SHORT EXERCISE: Every line that holds "Suma" should be shown.

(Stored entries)
----------

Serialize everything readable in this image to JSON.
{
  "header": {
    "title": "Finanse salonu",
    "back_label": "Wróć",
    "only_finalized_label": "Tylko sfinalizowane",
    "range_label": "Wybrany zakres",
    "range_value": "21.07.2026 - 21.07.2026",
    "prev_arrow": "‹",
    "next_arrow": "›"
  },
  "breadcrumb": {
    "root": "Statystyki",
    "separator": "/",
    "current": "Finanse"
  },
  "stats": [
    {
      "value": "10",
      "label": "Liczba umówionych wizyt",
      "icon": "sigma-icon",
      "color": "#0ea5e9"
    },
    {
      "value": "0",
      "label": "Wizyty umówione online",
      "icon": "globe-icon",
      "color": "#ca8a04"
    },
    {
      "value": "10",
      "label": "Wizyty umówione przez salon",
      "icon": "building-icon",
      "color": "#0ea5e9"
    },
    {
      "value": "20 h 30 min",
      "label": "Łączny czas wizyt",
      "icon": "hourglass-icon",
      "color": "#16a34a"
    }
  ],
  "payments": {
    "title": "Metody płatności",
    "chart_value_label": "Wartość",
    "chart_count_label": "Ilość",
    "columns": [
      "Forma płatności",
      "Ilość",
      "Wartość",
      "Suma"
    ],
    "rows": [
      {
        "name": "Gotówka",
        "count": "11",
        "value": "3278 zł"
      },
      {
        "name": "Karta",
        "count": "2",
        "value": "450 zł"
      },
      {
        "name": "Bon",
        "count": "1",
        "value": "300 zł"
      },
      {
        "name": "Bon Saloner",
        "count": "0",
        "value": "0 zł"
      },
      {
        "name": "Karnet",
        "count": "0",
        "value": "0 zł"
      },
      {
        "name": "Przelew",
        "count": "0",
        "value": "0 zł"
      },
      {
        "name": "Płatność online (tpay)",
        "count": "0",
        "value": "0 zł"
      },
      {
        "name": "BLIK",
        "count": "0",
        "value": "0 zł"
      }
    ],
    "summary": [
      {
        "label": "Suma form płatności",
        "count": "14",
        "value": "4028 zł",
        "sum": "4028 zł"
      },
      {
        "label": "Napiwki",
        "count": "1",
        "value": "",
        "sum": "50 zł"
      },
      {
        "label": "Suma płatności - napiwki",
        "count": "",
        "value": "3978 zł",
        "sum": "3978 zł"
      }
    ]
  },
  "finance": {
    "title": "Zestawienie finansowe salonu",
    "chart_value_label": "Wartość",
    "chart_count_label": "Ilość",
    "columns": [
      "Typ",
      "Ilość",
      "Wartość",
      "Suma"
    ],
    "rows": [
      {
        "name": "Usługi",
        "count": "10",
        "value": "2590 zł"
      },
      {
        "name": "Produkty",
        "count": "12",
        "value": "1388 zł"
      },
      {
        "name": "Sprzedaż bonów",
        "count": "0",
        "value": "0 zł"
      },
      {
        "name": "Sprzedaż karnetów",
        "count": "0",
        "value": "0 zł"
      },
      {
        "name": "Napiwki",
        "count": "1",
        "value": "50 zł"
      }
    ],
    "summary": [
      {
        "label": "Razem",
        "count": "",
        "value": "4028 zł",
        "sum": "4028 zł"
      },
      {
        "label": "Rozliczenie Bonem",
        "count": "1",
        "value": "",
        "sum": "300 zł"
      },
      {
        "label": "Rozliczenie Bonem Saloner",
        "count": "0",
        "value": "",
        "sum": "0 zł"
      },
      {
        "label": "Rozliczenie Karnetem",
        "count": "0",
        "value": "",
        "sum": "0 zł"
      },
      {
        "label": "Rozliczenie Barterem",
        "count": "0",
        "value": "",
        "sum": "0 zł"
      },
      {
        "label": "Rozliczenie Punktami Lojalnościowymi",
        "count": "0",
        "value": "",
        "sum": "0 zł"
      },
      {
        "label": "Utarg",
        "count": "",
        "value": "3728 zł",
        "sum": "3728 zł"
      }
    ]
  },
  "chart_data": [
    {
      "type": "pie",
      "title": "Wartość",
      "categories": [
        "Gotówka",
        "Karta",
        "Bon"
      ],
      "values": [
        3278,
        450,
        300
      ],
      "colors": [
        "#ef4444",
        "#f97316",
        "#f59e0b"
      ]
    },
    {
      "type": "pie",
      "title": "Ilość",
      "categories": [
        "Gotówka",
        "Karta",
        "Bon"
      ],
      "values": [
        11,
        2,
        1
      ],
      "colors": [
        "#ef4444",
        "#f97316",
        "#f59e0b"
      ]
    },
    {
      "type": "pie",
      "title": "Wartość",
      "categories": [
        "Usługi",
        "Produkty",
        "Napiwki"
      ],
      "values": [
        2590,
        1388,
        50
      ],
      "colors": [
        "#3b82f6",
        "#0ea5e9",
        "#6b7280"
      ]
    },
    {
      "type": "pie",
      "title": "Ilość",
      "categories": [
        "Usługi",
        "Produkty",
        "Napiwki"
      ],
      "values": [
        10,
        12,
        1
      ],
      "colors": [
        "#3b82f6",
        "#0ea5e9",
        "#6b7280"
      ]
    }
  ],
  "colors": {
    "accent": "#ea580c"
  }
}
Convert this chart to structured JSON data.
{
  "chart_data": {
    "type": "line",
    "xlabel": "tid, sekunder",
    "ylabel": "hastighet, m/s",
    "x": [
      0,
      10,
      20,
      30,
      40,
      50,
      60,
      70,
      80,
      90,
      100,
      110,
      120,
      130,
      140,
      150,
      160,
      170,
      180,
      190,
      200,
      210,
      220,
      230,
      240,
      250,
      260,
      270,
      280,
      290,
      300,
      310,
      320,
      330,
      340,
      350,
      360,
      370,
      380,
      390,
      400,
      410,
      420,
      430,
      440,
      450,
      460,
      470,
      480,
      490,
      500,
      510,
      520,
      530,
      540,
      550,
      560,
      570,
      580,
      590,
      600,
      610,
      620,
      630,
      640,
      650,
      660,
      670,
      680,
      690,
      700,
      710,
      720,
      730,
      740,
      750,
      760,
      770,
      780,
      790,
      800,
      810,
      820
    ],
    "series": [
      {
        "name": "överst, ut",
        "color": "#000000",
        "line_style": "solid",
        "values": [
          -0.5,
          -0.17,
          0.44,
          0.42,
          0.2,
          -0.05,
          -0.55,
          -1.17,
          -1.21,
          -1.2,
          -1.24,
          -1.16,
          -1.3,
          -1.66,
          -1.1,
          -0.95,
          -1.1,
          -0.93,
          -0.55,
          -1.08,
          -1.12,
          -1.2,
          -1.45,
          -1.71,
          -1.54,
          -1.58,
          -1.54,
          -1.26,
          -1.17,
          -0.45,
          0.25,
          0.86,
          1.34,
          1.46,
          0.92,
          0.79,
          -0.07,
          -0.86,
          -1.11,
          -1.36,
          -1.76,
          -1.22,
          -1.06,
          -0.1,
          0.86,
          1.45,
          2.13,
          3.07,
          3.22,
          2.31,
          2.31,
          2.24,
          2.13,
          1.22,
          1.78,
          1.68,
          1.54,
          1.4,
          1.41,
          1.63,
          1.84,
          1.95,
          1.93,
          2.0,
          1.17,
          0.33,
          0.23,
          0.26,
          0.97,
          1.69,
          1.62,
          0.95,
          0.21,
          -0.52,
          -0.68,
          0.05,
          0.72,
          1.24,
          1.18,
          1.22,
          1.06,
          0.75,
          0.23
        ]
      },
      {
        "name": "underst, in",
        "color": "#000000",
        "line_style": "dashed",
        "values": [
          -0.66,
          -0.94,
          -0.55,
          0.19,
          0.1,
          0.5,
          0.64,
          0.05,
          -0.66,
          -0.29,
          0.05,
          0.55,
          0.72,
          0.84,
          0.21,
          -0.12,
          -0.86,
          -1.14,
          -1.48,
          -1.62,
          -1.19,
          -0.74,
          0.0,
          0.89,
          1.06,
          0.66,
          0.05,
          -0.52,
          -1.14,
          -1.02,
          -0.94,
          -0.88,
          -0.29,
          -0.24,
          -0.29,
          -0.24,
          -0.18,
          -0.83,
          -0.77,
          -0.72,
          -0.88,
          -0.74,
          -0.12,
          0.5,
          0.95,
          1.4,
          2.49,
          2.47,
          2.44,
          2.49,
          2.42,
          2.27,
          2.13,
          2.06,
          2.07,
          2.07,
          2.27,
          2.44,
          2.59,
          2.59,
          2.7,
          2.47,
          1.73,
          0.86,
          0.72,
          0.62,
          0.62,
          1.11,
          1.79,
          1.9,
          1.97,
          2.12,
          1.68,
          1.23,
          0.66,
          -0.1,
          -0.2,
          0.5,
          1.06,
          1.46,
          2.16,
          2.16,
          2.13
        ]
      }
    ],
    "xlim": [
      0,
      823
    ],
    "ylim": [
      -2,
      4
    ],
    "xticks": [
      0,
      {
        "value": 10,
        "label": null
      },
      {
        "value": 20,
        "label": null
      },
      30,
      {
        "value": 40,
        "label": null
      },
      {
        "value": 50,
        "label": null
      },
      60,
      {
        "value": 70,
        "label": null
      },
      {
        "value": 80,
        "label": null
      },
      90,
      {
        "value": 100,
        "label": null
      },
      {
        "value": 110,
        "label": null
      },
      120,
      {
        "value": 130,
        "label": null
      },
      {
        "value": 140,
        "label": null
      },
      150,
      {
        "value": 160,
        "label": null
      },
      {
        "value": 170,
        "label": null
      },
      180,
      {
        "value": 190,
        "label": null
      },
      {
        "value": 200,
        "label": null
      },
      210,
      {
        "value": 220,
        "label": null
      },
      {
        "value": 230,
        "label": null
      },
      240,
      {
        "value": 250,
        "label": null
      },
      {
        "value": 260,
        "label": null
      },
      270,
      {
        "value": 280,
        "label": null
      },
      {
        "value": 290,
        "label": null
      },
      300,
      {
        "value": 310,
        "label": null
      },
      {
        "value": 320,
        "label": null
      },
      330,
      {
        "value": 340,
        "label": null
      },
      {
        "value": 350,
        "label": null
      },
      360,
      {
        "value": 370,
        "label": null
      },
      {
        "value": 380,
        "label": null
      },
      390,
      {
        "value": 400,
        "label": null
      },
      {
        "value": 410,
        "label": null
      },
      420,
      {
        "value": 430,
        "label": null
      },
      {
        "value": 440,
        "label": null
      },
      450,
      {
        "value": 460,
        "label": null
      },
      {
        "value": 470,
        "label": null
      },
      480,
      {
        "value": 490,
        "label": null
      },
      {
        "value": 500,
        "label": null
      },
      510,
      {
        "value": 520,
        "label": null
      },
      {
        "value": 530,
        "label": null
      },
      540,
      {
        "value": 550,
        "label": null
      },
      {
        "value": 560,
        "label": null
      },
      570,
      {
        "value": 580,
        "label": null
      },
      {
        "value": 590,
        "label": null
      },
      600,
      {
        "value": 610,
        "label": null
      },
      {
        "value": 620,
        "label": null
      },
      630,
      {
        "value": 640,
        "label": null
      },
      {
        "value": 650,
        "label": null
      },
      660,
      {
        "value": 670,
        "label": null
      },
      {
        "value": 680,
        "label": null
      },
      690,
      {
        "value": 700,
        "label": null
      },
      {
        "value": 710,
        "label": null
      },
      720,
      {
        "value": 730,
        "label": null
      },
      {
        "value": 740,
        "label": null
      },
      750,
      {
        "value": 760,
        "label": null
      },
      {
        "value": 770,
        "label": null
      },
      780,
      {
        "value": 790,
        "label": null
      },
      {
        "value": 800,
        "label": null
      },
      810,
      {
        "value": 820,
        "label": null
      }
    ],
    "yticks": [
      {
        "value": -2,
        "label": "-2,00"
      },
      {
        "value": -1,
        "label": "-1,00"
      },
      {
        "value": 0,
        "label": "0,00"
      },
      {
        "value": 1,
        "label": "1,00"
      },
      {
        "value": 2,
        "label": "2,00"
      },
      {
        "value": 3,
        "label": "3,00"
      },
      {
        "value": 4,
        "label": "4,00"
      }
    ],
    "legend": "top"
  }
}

----------

WRITTEN REPLY:
      "Suma"
        "label": "Suma form płatności",
        "label": "Suma płatności - napiwki",
      "Suma"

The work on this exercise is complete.